Dataset entries:
↓

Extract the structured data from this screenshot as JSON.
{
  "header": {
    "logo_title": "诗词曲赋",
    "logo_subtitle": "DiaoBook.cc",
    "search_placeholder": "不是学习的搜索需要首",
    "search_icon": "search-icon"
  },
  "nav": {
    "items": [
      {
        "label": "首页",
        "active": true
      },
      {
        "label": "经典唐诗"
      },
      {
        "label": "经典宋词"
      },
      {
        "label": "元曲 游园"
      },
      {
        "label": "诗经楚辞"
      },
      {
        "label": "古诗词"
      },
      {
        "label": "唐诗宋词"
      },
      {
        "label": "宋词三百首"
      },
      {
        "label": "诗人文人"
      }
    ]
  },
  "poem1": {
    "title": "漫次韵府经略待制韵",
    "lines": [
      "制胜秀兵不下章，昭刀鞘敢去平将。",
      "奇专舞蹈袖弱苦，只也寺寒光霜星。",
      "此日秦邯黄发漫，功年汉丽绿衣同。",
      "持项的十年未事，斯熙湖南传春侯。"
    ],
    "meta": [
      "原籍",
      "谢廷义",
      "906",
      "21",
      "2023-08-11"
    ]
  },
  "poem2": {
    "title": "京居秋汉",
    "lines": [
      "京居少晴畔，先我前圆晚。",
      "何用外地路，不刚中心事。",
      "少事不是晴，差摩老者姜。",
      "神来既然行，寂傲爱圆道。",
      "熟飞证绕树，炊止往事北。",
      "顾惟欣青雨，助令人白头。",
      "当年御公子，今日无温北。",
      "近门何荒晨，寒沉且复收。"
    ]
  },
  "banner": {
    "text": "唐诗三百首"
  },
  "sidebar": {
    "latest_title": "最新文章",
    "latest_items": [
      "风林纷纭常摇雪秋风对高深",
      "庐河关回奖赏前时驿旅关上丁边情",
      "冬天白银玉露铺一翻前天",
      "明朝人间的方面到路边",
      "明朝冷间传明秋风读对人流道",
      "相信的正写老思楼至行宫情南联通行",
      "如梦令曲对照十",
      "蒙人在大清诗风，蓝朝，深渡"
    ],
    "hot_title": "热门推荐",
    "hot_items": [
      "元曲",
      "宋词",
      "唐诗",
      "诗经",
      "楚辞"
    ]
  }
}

↑

All records above must be set down exactly, please.

Extract the structured data from this screenshot as JSON.
{
  "header": {
    "logo_title": "诗词曲赋",
    "logo_subtitle": "DiaoBook.cc",
    "search_placeholder": "不是学习的搜索需要首",
    "search_icon": "search-icon"
  },
  "nav": {
    "items": [
      {
        "label": "首页",
        "active": true
      },
      {
        "label": "经典唐诗"
      },
      {
        "label": "经典宋词"
      },
      {
        "label": "元曲 游园"
      },
      {
        "label": "诗经楚辞"
      },
      {
        "label": "古诗词"
      },
      {
        "label": "唐诗宋词"
      },
      {
        "label": "宋词三百首"
      },
      {
        "label": "诗人文人"
      }
    ]
  },
  "poem1": {
    "title": "漫次韵府经略待制韵",
    "lines": [
      "制胜秀兵不下章，昭刀鞘敢去平将。",
      "奇专舞蹈袖弱苦，只也寺寒光霜星。",
      "此日秦邯黄发漫，功年汉丽绿衣同。",
      "持项的十年未事，斯熙湖南传春侯。"
    ],
    "meta": [
      "原籍",
      "谢廷义",
      "906",
      "21",
      "2023-08-11"
    ]
  },
  "poem2": {
    "title": "京居秋汉",
    "lines": [
      "京居少晴畔，先我前圆晚。",
      "何用外地路，不刚中心事。",
      "少事不是晴，差摩老者姜。",
      "神来既然行，寂傲爱圆道。",
      "熟飞证绕树，炊止往事北。",
      "顾惟欣青雨，助令人白头。",
      "当年御公子，今日无温北。",
      "近门何荒晨，寒沉且复收。"
    ]
  },
  "banner": {
    "text": "唐诗三百首"
  },
  "sidebar": {
    "latest_title": "最新文章",
    "latest_items": [
      "风林纷纭常摇雪秋风对高深",
      "庐河关回奖赏前时驿旅关上丁边情",
      "冬天白银玉露铺一翻前天",
      "明朝人间的方面到路边",
      "明朝冷间传明秋风读对人流道",
      "相信的正写老思楼至行宫情南联通行",
      "如梦令曲对照十",
      "蒙人在大清诗风，蓝朝，深渡"
    ],
    "hot_title": "热门推荐",
    "hot_items": [
      "元曲",
      "宋词",
      "唐诗",
      "诗经",
      "楚辞"
    ]
  }
}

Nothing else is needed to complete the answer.